WORKING DATA
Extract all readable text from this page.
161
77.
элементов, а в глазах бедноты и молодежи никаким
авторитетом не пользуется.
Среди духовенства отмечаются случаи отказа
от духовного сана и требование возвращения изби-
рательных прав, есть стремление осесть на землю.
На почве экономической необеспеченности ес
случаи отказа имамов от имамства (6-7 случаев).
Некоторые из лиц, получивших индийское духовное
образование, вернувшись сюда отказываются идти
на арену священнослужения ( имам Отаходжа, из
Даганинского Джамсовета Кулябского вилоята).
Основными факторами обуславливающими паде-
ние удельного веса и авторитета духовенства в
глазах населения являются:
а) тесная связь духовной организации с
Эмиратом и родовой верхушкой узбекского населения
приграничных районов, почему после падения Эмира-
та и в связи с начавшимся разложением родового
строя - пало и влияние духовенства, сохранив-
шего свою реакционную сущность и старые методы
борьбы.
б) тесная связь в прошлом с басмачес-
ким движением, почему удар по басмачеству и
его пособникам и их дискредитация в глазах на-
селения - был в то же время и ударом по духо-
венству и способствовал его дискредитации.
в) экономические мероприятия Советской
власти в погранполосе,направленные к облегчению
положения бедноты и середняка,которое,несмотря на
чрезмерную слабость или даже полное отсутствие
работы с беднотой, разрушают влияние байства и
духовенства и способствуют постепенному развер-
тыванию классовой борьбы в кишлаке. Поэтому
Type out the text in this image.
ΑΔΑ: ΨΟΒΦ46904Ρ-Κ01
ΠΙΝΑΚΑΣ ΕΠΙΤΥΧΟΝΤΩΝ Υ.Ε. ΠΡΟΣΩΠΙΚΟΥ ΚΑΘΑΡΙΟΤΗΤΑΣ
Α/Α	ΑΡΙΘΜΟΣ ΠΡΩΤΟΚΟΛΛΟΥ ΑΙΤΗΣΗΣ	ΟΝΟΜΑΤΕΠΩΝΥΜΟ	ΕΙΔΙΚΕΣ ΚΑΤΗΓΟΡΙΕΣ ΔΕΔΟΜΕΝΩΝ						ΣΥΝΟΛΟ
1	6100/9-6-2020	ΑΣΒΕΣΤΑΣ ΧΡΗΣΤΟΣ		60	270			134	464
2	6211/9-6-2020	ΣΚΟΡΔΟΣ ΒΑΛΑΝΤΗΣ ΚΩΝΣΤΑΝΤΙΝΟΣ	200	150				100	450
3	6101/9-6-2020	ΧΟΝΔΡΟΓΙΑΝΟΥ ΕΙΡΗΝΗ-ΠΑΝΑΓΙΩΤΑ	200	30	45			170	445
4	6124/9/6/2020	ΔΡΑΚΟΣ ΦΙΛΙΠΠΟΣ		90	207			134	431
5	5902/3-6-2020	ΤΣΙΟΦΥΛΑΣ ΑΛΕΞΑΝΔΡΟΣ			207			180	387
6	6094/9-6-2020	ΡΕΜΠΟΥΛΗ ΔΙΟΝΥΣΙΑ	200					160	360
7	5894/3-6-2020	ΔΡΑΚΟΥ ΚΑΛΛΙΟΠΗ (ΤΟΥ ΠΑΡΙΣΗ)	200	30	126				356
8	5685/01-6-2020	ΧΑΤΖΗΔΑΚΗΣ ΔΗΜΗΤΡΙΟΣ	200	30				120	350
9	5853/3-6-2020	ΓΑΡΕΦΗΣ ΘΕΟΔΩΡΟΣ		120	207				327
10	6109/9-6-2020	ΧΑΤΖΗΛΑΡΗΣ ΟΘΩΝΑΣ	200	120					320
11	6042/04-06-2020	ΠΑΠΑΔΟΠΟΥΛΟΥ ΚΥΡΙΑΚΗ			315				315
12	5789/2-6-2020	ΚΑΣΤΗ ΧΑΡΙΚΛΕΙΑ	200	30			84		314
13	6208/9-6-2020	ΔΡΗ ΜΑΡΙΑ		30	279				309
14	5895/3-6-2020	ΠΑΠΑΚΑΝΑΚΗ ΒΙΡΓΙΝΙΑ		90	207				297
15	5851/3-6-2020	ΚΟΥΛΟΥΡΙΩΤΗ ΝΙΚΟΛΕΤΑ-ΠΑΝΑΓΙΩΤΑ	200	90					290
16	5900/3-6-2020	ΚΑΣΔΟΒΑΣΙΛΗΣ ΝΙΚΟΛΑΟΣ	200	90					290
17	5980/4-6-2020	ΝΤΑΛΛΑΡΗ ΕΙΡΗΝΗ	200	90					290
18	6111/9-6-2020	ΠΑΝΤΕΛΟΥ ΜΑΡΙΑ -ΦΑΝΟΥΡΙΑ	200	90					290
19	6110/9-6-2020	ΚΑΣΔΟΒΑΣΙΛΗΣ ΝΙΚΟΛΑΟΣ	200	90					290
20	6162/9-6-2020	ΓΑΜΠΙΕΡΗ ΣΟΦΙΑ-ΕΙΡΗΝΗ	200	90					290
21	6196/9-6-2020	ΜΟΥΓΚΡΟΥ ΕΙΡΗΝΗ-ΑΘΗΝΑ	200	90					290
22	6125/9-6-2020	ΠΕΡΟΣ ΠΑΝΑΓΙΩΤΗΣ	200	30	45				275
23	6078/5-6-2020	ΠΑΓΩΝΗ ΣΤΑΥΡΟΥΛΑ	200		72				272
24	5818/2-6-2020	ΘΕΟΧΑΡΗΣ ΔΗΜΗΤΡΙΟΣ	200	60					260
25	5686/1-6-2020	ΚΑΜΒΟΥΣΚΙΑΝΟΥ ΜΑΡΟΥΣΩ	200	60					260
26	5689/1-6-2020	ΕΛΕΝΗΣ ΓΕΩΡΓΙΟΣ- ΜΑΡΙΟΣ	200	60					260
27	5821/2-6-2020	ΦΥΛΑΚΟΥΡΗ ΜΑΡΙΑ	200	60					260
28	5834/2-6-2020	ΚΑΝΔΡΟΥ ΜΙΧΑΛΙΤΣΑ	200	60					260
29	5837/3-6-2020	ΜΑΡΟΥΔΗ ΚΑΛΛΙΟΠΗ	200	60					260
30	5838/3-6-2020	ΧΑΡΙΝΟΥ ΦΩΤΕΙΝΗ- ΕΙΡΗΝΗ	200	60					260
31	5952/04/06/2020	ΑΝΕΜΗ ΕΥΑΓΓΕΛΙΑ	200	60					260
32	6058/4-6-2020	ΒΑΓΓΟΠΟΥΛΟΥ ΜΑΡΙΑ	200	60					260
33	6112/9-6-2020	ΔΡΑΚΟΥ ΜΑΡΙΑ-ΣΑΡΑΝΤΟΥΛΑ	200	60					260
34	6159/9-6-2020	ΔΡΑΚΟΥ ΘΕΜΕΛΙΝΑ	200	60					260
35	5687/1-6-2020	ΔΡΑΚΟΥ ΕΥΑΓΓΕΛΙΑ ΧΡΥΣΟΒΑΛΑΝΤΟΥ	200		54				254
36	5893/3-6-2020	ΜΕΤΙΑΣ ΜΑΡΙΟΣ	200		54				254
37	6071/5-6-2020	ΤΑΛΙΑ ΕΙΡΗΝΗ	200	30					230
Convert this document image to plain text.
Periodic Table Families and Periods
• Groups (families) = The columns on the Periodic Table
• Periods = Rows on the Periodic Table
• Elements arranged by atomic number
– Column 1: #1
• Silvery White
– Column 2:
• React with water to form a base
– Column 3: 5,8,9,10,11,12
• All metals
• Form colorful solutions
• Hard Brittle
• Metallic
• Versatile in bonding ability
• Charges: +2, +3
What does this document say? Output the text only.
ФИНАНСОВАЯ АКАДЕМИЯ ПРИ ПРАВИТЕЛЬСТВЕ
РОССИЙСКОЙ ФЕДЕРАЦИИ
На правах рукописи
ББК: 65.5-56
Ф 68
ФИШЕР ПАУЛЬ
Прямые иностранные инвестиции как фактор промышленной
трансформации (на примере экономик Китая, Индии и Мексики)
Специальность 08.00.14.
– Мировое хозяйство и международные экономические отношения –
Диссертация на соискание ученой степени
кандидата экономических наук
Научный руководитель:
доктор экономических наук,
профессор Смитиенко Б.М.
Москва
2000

WHAT YOU SHOULD DO
Write out again, exactly, the lines from the one holding "Convert this document image to plain text." through the end of the listing, with both ends included.

EXERCISE OUTPUT
Convert this document image to plain text.
Periodic Table Families and Periods
• Groups (families) = The columns on the Periodic Table
• Periods = Rows on the Periodic Table
• Elements arranged by atomic number
– Column 1: #1
• Silvery White
– Column 2:
• React with water to form a base
– Column 3: 5,8,9,10,11,12
• All metals
• Form colorful solutions
• Hard Brittle
• Metallic
• Versatile in bonding ability
• Charges: +2, +3
What does this document say? Output the text only.
ФИНАНСОВАЯ АКАДЕМИЯ ПРИ ПРАВИТЕЛЬСТВЕ
РОССИЙСКОЙ ФЕДЕРАЦИИ
На правах рукописи
ББК: 65.5-56
Ф 68
ФИШЕР ПАУЛЬ
Прямые иностранные инвестиции как фактор промышленной
трансформации (на примере экономик Китая, Индии и Мексики)
Специальность 08.00.14.
– Мировое хозяйство и международные экономические отношения –
Диссертация на соискание ученой степени
кандидата экономических наук
Научный руководитель:
доктор экономических наук,
профессор Смитиенко Б.М.
Москва
2000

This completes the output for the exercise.